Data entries
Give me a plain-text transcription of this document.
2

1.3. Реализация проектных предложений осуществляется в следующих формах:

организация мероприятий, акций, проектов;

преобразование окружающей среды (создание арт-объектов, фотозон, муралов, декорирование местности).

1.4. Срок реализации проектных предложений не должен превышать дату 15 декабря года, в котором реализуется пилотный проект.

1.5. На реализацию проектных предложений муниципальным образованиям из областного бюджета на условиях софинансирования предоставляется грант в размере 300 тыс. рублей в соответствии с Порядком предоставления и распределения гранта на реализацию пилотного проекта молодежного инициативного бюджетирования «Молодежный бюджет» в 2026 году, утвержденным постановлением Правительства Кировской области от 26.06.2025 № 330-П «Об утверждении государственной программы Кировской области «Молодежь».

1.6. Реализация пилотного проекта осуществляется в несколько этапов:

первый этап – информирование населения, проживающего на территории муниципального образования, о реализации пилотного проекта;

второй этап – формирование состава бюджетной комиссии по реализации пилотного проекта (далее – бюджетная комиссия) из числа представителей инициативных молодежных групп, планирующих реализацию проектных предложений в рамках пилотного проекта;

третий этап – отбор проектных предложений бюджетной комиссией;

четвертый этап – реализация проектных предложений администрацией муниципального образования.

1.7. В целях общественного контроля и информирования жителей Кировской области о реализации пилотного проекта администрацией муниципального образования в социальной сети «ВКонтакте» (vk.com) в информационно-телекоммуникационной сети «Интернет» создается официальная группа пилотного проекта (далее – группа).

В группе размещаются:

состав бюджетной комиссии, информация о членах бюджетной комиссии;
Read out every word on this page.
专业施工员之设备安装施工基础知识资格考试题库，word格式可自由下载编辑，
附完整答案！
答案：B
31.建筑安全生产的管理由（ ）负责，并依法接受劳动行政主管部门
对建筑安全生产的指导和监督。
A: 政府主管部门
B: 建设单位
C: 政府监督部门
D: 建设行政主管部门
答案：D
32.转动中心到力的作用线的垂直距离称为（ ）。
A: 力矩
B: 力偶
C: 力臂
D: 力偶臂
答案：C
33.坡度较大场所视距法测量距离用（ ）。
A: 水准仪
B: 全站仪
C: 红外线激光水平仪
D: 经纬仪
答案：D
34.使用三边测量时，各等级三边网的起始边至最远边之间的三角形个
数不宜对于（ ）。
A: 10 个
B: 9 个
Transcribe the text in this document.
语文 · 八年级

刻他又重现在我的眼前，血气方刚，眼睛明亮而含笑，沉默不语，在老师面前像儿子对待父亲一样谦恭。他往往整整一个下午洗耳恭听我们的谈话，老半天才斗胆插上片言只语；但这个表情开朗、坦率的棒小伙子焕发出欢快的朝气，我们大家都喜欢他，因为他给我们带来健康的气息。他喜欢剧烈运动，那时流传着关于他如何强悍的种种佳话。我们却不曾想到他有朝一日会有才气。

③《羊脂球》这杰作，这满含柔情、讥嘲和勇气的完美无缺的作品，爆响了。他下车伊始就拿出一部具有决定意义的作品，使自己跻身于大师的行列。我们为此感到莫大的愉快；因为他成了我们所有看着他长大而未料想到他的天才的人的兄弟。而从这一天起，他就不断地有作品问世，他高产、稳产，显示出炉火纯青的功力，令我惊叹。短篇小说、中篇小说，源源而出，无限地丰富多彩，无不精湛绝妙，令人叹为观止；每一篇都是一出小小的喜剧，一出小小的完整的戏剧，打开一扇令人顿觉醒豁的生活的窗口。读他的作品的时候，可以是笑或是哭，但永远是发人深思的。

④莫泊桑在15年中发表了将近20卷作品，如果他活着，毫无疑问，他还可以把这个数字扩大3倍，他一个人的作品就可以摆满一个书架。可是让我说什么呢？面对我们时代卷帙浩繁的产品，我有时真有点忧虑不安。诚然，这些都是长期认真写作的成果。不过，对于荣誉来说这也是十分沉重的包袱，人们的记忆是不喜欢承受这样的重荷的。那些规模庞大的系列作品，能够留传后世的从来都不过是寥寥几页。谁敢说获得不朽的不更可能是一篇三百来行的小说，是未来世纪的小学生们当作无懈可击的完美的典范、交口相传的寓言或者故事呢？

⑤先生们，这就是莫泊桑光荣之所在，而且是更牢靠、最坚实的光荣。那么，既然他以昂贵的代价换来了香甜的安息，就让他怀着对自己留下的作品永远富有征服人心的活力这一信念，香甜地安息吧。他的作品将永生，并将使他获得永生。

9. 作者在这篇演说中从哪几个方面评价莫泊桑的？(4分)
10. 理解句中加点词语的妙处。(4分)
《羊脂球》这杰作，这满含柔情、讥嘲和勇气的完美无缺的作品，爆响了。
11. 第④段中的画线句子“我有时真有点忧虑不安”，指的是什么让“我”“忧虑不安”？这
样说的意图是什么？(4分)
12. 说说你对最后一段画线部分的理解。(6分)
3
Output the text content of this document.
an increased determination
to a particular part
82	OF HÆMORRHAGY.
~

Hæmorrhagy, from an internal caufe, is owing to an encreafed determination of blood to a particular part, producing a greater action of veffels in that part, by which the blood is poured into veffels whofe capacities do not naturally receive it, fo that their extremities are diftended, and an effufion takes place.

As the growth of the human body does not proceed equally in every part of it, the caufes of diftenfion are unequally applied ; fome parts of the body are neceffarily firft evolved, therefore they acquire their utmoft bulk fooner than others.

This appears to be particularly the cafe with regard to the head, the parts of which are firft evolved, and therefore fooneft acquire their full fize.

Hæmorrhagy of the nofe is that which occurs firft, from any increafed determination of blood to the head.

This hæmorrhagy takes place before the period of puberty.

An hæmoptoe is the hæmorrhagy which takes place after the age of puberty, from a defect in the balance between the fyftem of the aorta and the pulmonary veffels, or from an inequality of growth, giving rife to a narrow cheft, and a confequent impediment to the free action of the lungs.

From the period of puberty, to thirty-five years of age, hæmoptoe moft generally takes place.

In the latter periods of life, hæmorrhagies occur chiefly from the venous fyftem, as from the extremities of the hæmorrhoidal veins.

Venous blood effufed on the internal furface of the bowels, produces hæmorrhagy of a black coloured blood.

Task directions: Extract every line above containing the word "комиссии".

Reply to the task:
второй этап – формирование состава бюджетной комиссии по реализации пилотного проекта (далее – бюджетная комиссия) из числа представителей инициативных молодежных групп, планирующих реализацию проектных предложений в рамках пилотного проекта;
состав бюджетной комиссии, информация о членах бюджетной комиссии;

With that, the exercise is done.